> [Items]:
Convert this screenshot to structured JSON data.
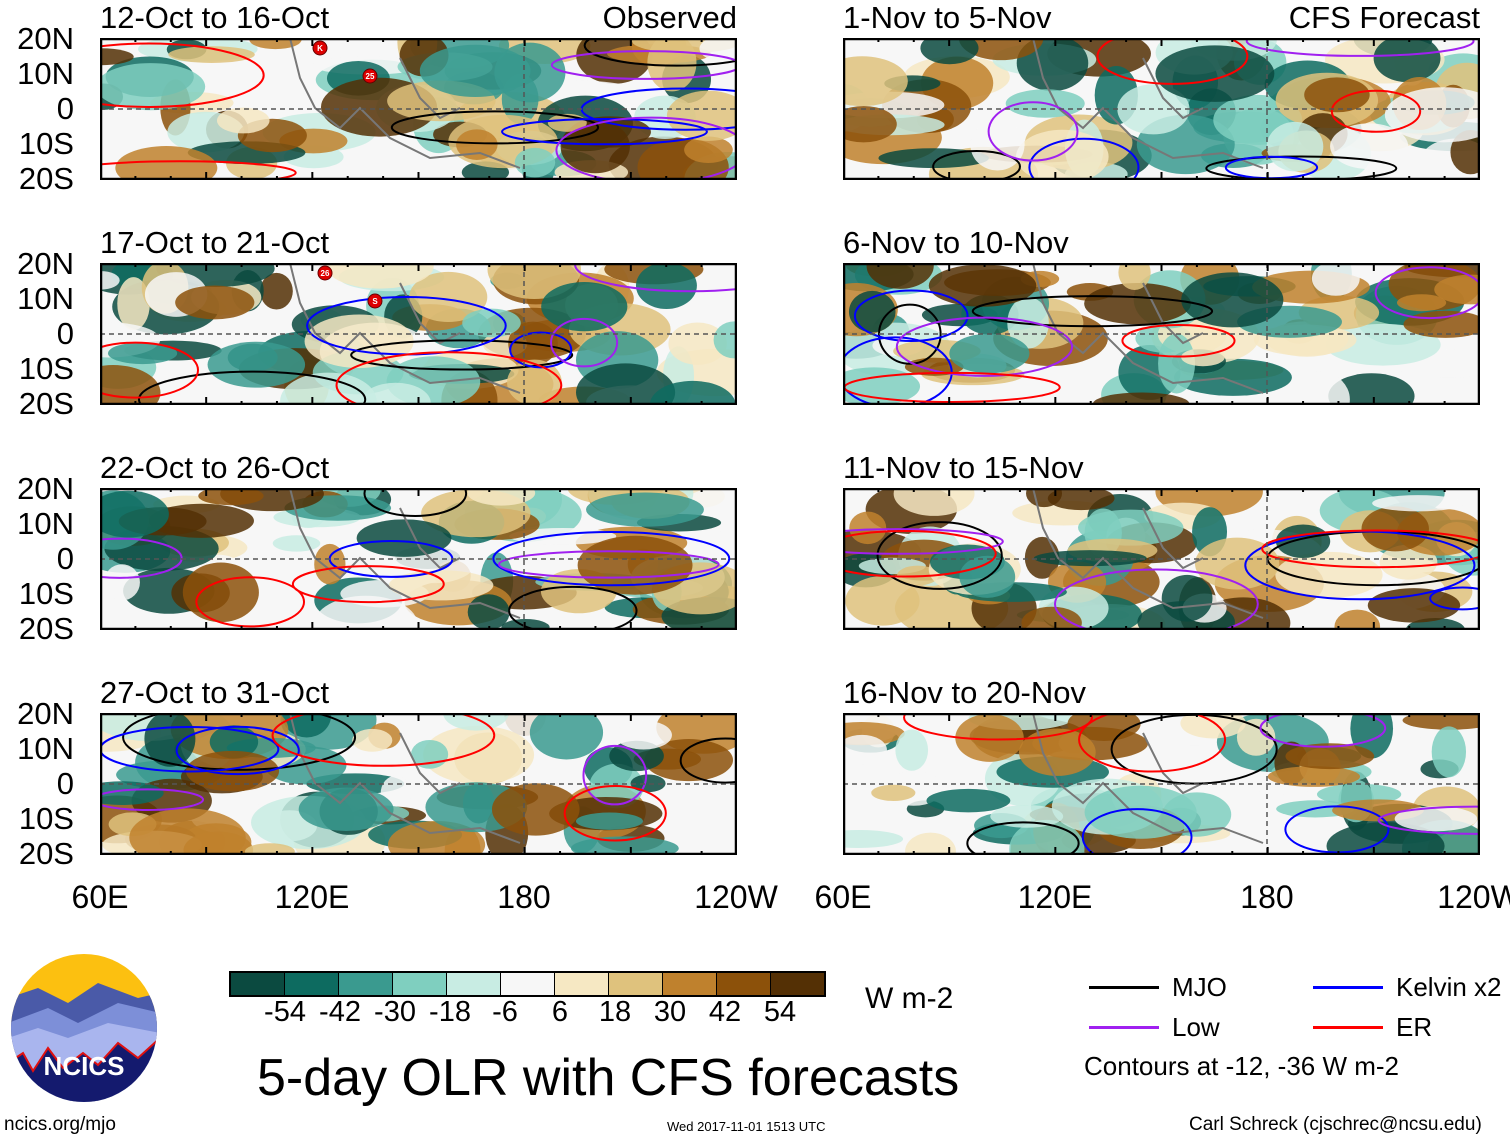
{
  "panels": [
    {
      "title": "12-Oct to 16-Oct",
      "tag": "Observed",
      "col": 0,
      "row": 0,
      "storms": [
        "K",
        "25"
      ]
    },
    {
      "title": "17-Oct to 21-Oct",
      "tag": "",
      "col": 0,
      "row": 1,
      "storms": [
        "26",
        "S"
      ]
    },
    {
      "title": "22-Oct to 26-Oct",
      "tag": "",
      "col": 0,
      "row": 2,
      "storms": []
    },
    {
      "title": "27-Oct to 31-Oct",
      "tag": "",
      "col": 0,
      "row": 3,
      "storms": []
    },
    {
      "title": "1-Nov to 5-Nov",
      "tag": "CFS Forecast",
      "col": 1,
      "row": 0,
      "storms": []
    },
    {
      "title": "6-Nov to 10-Nov",
      "tag": "",
      "col": 1,
      "row": 1,
      "storms": []
    },
    {
      "title": "11-Nov to 15-Nov",
      "tag": "",
      "col": 1,
      "row": 2,
      "storms": []
    },
    {
      "title": "16-Nov to 20-Nov",
      "tag": "",
      "col": 1,
      "row": 3,
      "storms": []
    }
  ],
  "lat_labels": [
    "20N",
    "10N",
    "0",
    "10S",
    "20S"
  ],
  "lon_labels": [
    "60E",
    "120E",
    "180",
    "120W"
  ],
  "colorbar": {
    "colors": [
      "#0b4a40",
      "#0d6b60",
      "#3a9a8f",
      "#7fcfbf",
      "#c8ece3",
      "#f7f7f7",
      "#f6e8c3",
      "#dfc27d",
      "#bf812d",
      "#8c510a",
      "#543005"
    ],
    "labels": [
      "-54",
      "-42",
      "-30",
      "-18",
      "-6",
      "6",
      "18",
      "30",
      "42",
      "54"
    ],
    "units": "W m-2"
  },
  "legend": {
    "items": [
      {
        "label": "MJO",
        "color": "#000000"
      },
      {
        "label": "Kelvin x2",
        "color": "#0000ff"
      },
      {
        "label": "Low",
        "color": "#a020f0"
      },
      {
        "label": "ER",
        "color": "#ff0000"
      }
    ],
    "note": "Contours at -12, -36 W m-2"
  },
  "title": "5-day OLR with CFS forecasts",
  "logo_text": "NCICS",
  "footer": {
    "url": "ncics.org/mjo",
    "timestamp": "Wed 2017-11-01 1513 UTC",
    "credit": "Carl Schreck (cjschrec@ncsu.edu)"
  }
}
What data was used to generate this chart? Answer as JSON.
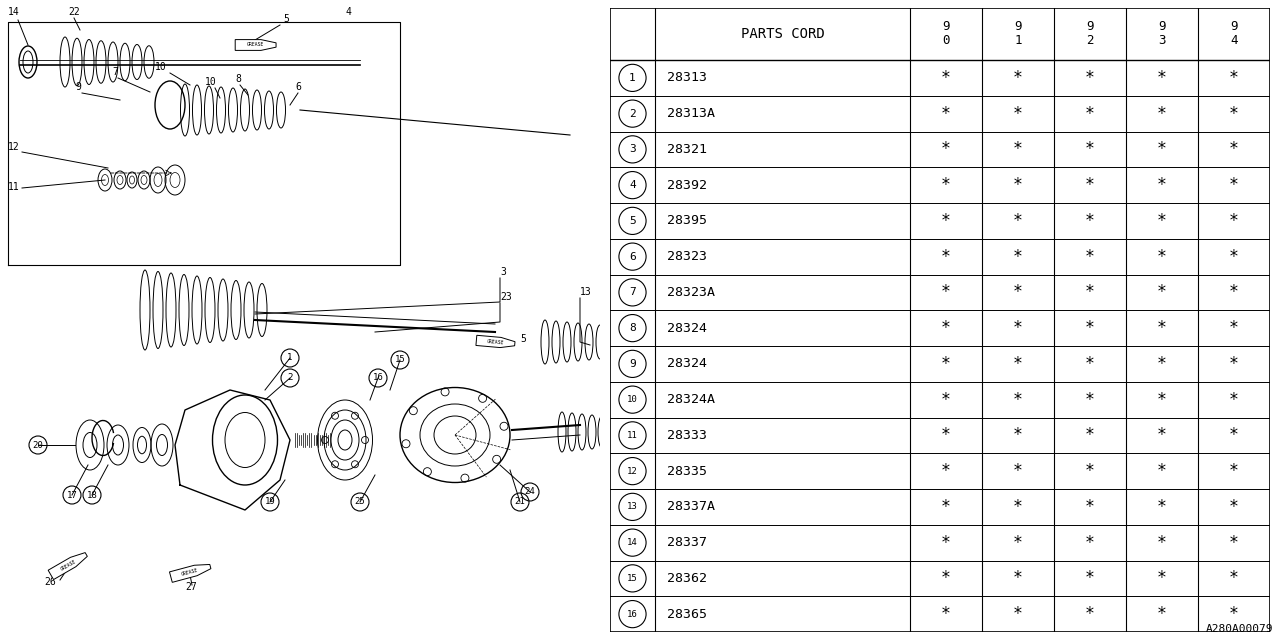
{
  "bg_color": "#ffffff",
  "rows": [
    [
      "1",
      "28313",
      "*",
      "*",
      "*",
      "*",
      "*"
    ],
    [
      "2",
      "28313A",
      "*",
      "*",
      "*",
      "*",
      "*"
    ],
    [
      "3",
      "28321",
      "*",
      "*",
      "*",
      "*",
      "*"
    ],
    [
      "4",
      "28392",
      "*",
      "*",
      "*",
      "*",
      "*"
    ],
    [
      "5",
      "28395",
      "*",
      "*",
      "*",
      "*",
      "*"
    ],
    [
      "6",
      "28323",
      "*",
      "*",
      "*",
      "*",
      "*"
    ],
    [
      "7",
      "28323A",
      "*",
      "*",
      "*",
      "*",
      "*"
    ],
    [
      "8",
      "28324",
      "*",
      "*",
      "*",
      "*",
      "*"
    ],
    [
      "9",
      "28324",
      "*",
      "*",
      "*",
      "*",
      "*"
    ],
    [
      "10",
      "28324A",
      "*",
      "*",
      "*",
      "*",
      "*"
    ],
    [
      "11",
      "28333",
      "*",
      "*",
      "*",
      "*",
      "*"
    ],
    [
      "12",
      "28335",
      "*",
      "*",
      "*",
      "*",
      "*"
    ],
    [
      "13",
      "28337A",
      "*",
      "*",
      "*",
      "*",
      "*"
    ],
    [
      "14",
      "28337",
      "*",
      "*",
      "*",
      "*",
      "*"
    ],
    [
      "15",
      "28362",
      "*",
      "*",
      "*",
      "*",
      "*"
    ],
    [
      "16",
      "28365",
      "*",
      "*",
      "*",
      "*",
      "*"
    ]
  ],
  "footer_code": "A280A00079",
  "line_color": "#000000"
}
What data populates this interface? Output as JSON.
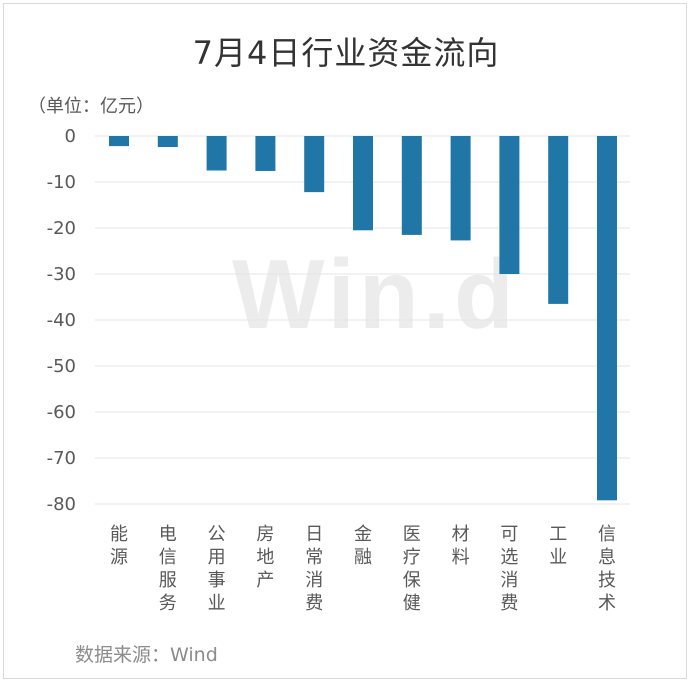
{
  "title": "7月4日行业资金流向",
  "unit_label": "（单位：亿元）",
  "source": "数据来源：Wind",
  "watermark": "Win.d",
  "colors": {
    "bar": "#2176a8",
    "grid": "#e5e5e5",
    "axis_text": "#595959"
  },
  "chart_data": {
    "type": "bar",
    "categories": [
      "能源",
      "电信服务",
      "公用事业",
      "房地产",
      "日常消费",
      "金融",
      "医疗保健",
      "材料",
      "可选消费",
      "工业",
      "信息技术"
    ],
    "values": [
      -2.2,
      -2.4,
      -7.5,
      -7.6,
      -12.2,
      -20.5,
      -21.5,
      -22.7,
      -30.0,
      -36.5,
      -79.2
    ],
    "ylim": [
      -80,
      0
    ],
    "yticks": [
      0,
      -10,
      -20,
      -30,
      -40,
      -50,
      -60,
      -70,
      -80
    ],
    "grid": true,
    "legend": "none"
  }
}
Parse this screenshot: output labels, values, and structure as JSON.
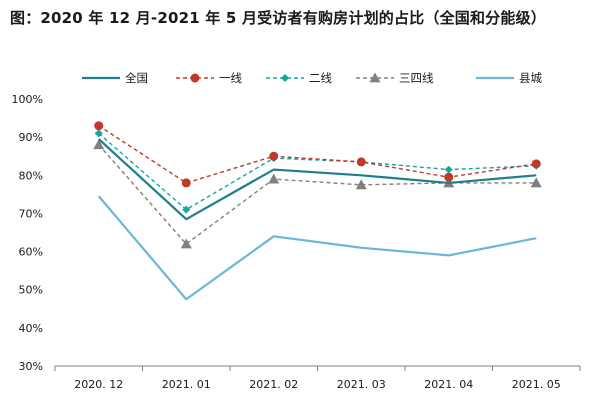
{
  "chart_data": {
    "type": "line",
    "title": "图：2020 年 12 月-2021 年 5 月受访者有购房计划的占比（全国和分能级）",
    "categories": [
      "2020. 12",
      "2021. 01",
      "2021. 02",
      "2021. 03",
      "2021. 04",
      "2021. 05"
    ],
    "ylim": [
      30,
      100
    ],
    "yticks": [
      "100%",
      "90%",
      "80%",
      "70%",
      "60%",
      "50%",
      "40%",
      "30%"
    ],
    "ytick_values": [
      100,
      90,
      80,
      70,
      60,
      50,
      40,
      30
    ],
    "legend_position": "top",
    "grid": false,
    "series": [
      {
        "name": "全国",
        "values": [
          89.5,
          68.5,
          81.5,
          80.0,
          78.0,
          80.0
        ],
        "color": "#1f7e8c",
        "style": "solid",
        "marker": "none"
      },
      {
        "name": "一线",
        "values": [
          93.0,
          78.0,
          85.0,
          83.5,
          79.5,
          83.0
        ],
        "color": "#c0392b",
        "style": "dashed",
        "marker": "circle"
      },
      {
        "name": "二线",
        "values": [
          91.0,
          71.0,
          84.5,
          83.5,
          81.5,
          82.5
        ],
        "color": "#17a6a0",
        "style": "dashed",
        "marker": "diamond"
      },
      {
        "name": "三四线",
        "values": [
          88.0,
          62.0,
          79.0,
          77.5,
          78.0,
          78.0
        ],
        "color": "#808080",
        "style": "dashed",
        "marker": "triangle"
      },
      {
        "name": "县城",
        "values": [
          74.5,
          47.5,
          64.0,
          61.0,
          59.0,
          63.5
        ],
        "color": "#6ab7d8",
        "style": "solid",
        "marker": "none"
      }
    ]
  }
}
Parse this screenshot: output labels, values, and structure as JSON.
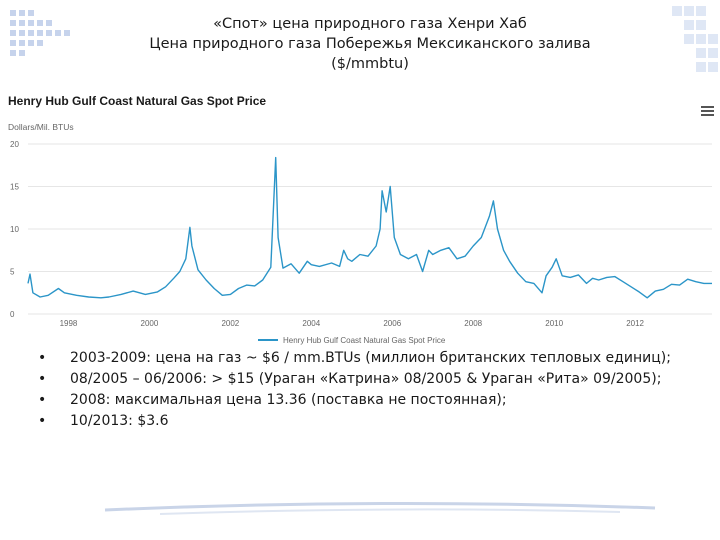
{
  "slide": {
    "title_lines": [
      "«Спот» цена природного газа Хенри Хаб",
      "Цена природного газа Побережья Мексиканского залива",
      "($/mmbtu)"
    ]
  },
  "chart_data": {
    "type": "line",
    "title": "Henry Hub Gulf Coast Natural Gas Spot Price",
    "ylabel": "Dollars/Mil. BTUs",
    "xlabel": "",
    "xlim": [
      1997.0,
      2013.9
    ],
    "ylim": [
      0,
      20
    ],
    "y_ticks": [
      "0",
      "5",
      "10",
      "15",
      "20"
    ],
    "x_ticks": [
      "1998",
      "2000",
      "2002",
      "2004",
      "2006",
      "2008",
      "2010",
      "2012"
    ],
    "grid": "horizontal",
    "legend_position": "bottom-center",
    "series": [
      {
        "name": "Henry Hub Gulf Coast Natural Gas Spot Price",
        "color": "#2b95c8",
        "points": [
          [
            1997.0,
            3.6
          ],
          [
            1997.05,
            4.7
          ],
          [
            1997.12,
            2.5
          ],
          [
            1997.3,
            2.0
          ],
          [
            1997.5,
            2.2
          ],
          [
            1997.75,
            3.0
          ],
          [
            1997.9,
            2.5
          ],
          [
            1998.2,
            2.2
          ],
          [
            1998.5,
            2.0
          ],
          [
            1998.8,
            1.9
          ],
          [
            1999.0,
            2.0
          ],
          [
            1999.3,
            2.3
          ],
          [
            1999.6,
            2.7
          ],
          [
            1999.9,
            2.3
          ],
          [
            2000.2,
            2.6
          ],
          [
            2000.4,
            3.2
          ],
          [
            2000.6,
            4.2
          ],
          [
            2000.75,
            5.0
          ],
          [
            2000.9,
            6.5
          ],
          [
            2001.0,
            10.2
          ],
          [
            2001.05,
            8.0
          ],
          [
            2001.2,
            5.2
          ],
          [
            2001.4,
            4.0
          ],
          [
            2001.6,
            3.0
          ],
          [
            2001.8,
            2.2
          ],
          [
            2002.0,
            2.3
          ],
          [
            2002.2,
            3.0
          ],
          [
            2002.4,
            3.4
          ],
          [
            2002.6,
            3.3
          ],
          [
            2002.8,
            4.0
          ],
          [
            2003.0,
            5.5
          ],
          [
            2003.12,
            18.4
          ],
          [
            2003.18,
            9.0
          ],
          [
            2003.3,
            5.4
          ],
          [
            2003.5,
            5.9
          ],
          [
            2003.7,
            4.8
          ],
          [
            2003.9,
            6.2
          ],
          [
            2004.0,
            5.8
          ],
          [
            2004.2,
            5.6
          ],
          [
            2004.5,
            6.0
          ],
          [
            2004.7,
            5.6
          ],
          [
            2004.8,
            7.5
          ],
          [
            2004.9,
            6.5
          ],
          [
            2005.0,
            6.2
          ],
          [
            2005.2,
            7.0
          ],
          [
            2005.4,
            6.8
          ],
          [
            2005.6,
            8.0
          ],
          [
            2005.7,
            10.0
          ],
          [
            2005.75,
            14.5
          ],
          [
            2005.85,
            12.0
          ],
          [
            2005.95,
            15.0
          ],
          [
            2006.05,
            9.0
          ],
          [
            2006.2,
            7.0
          ],
          [
            2006.4,
            6.5
          ],
          [
            2006.6,
            7.0
          ],
          [
            2006.75,
            5.0
          ],
          [
            2006.9,
            7.5
          ],
          [
            2007.0,
            7.0
          ],
          [
            2007.2,
            7.5
          ],
          [
            2007.4,
            7.8
          ],
          [
            2007.6,
            6.5
          ],
          [
            2007.8,
            6.8
          ],
          [
            2008.0,
            8.0
          ],
          [
            2008.2,
            9.0
          ],
          [
            2008.4,
            11.5
          ],
          [
            2008.5,
            13.3
          ],
          [
            2008.6,
            10.0
          ],
          [
            2008.75,
            7.5
          ],
          [
            2008.9,
            6.2
          ],
          [
            2009.1,
            4.8
          ],
          [
            2009.3,
            3.8
          ],
          [
            2009.5,
            3.6
          ],
          [
            2009.7,
            2.5
          ],
          [
            2009.8,
            4.5
          ],
          [
            2009.95,
            5.5
          ],
          [
            2010.05,
            6.5
          ],
          [
            2010.2,
            4.5
          ],
          [
            2010.4,
            4.3
          ],
          [
            2010.6,
            4.6
          ],
          [
            2010.8,
            3.6
          ],
          [
            2010.95,
            4.2
          ],
          [
            2011.1,
            4.0
          ],
          [
            2011.3,
            4.3
          ],
          [
            2011.5,
            4.4
          ],
          [
            2011.7,
            3.8
          ],
          [
            2011.9,
            3.2
          ],
          [
            2012.1,
            2.6
          ],
          [
            2012.3,
            1.9
          ],
          [
            2012.5,
            2.7
          ],
          [
            2012.7,
            2.9
          ],
          [
            2012.9,
            3.5
          ],
          [
            2013.1,
            3.4
          ],
          [
            2013.3,
            4.1
          ],
          [
            2013.5,
            3.8
          ],
          [
            2013.7,
            3.6
          ],
          [
            2013.9,
            3.6
          ]
        ]
      }
    ]
  },
  "chart_ui": {
    "menu_icon": "hamburger-menu-icon"
  },
  "bullets": {
    "marker": "•",
    "items": [
      "2003-2009: цена на газ ~ $6 / mm.BTUs (миллион британских тепловых единиц);",
      "08/2005 – 06/2006: > $15 (Ураган «Катрина» 08/2005 & Ураган «Рита» 09/2005);",
      "2008: максимальная цена 13.36 (поставка не постоянная);",
      "10/2013: $3.6"
    ]
  }
}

> [To be done]: Where a line above includes "Spot", copy that line.

> [Solution for this exercise]:
    "title": "Henry Hub Gulf Coast Natural Gas Spot Price",
        "name": "Henry Hub Gulf Coast Natural Gas Spot Price",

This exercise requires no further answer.